━━━━━ Dataset records ━━━━━

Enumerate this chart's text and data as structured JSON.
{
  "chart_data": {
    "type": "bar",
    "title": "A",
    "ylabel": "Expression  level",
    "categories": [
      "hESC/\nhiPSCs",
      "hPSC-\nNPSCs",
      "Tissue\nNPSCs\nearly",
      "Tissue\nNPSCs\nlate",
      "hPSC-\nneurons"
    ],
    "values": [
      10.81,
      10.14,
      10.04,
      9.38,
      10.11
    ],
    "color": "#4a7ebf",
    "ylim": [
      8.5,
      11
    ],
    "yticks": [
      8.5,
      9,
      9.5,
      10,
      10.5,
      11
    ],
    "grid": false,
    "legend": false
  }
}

━━━━━
━━━━━ Dataset records ━━━━━

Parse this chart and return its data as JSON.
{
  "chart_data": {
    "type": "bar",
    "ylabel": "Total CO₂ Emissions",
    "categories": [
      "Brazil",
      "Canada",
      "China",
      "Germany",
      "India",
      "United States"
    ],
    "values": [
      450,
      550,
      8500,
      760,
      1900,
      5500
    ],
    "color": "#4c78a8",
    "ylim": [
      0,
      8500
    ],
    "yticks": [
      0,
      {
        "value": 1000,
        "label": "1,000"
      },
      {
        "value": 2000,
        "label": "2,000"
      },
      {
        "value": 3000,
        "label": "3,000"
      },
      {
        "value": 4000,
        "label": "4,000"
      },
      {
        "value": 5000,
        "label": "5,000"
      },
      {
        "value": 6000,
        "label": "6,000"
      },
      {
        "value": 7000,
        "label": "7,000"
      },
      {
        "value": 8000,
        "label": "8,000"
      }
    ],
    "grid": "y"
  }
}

━━━━━
━━━━━ Dataset records ━━━━━

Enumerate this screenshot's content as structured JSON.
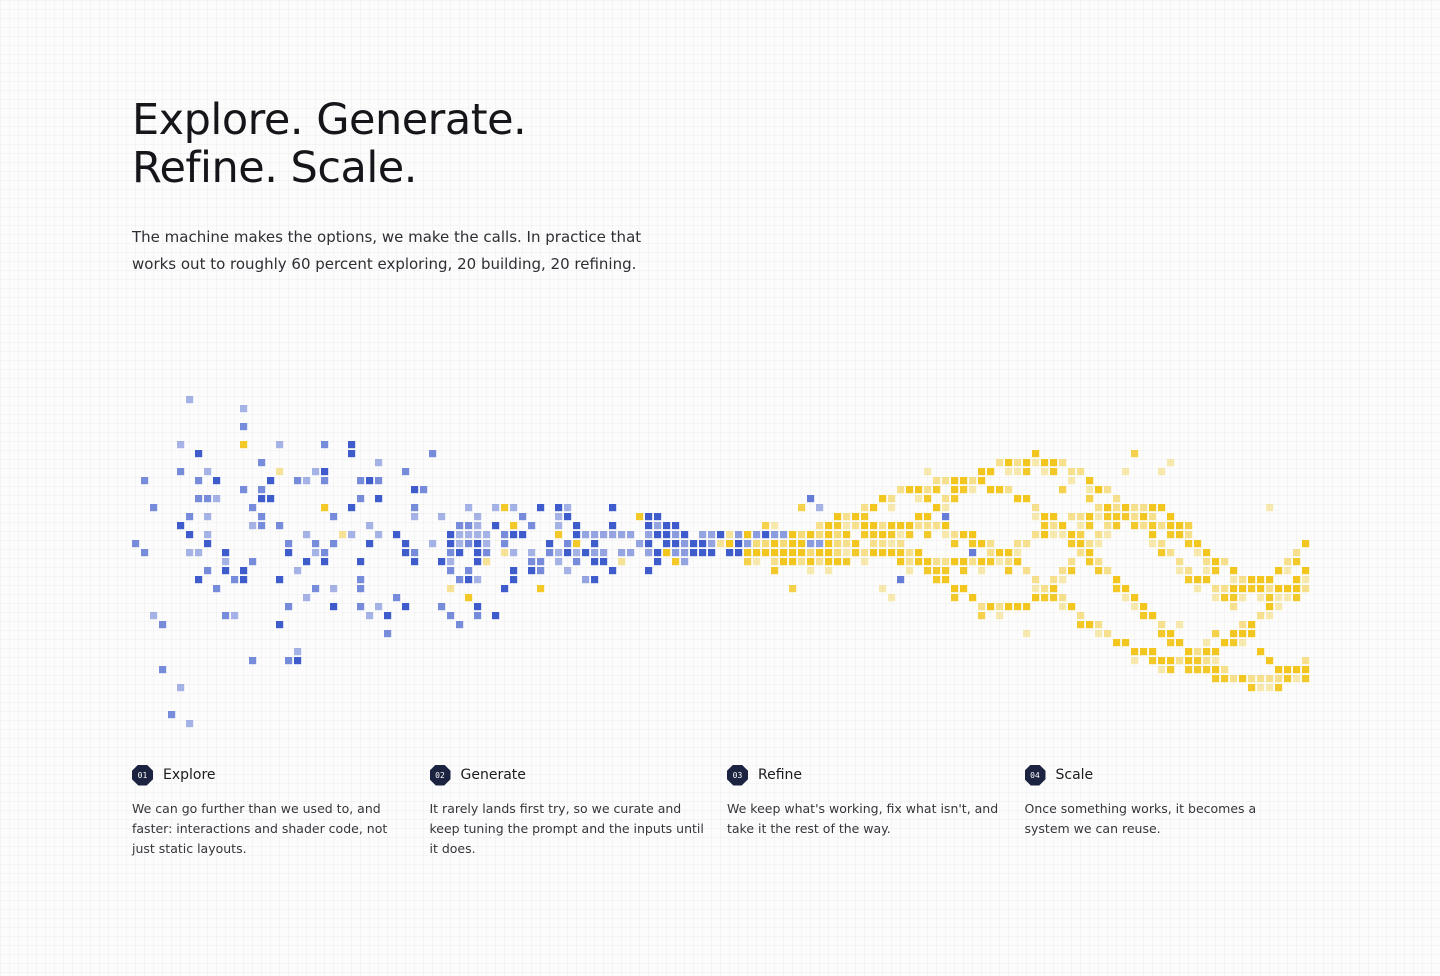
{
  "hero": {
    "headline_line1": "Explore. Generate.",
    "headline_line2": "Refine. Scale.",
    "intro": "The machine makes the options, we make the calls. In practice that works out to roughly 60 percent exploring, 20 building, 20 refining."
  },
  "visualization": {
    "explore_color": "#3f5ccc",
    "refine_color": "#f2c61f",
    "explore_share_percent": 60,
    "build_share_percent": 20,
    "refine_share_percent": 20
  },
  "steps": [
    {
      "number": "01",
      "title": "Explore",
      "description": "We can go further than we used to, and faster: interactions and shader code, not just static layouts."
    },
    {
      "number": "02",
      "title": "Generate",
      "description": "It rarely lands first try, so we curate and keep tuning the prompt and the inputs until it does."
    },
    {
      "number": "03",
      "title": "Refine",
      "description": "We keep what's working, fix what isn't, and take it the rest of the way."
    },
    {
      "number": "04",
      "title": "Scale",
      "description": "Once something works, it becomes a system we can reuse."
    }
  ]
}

━━━━━

- _Stated problem_
Write down the number of lines where the word "Tissue" appears, and nothing further.

- _Task solution_
2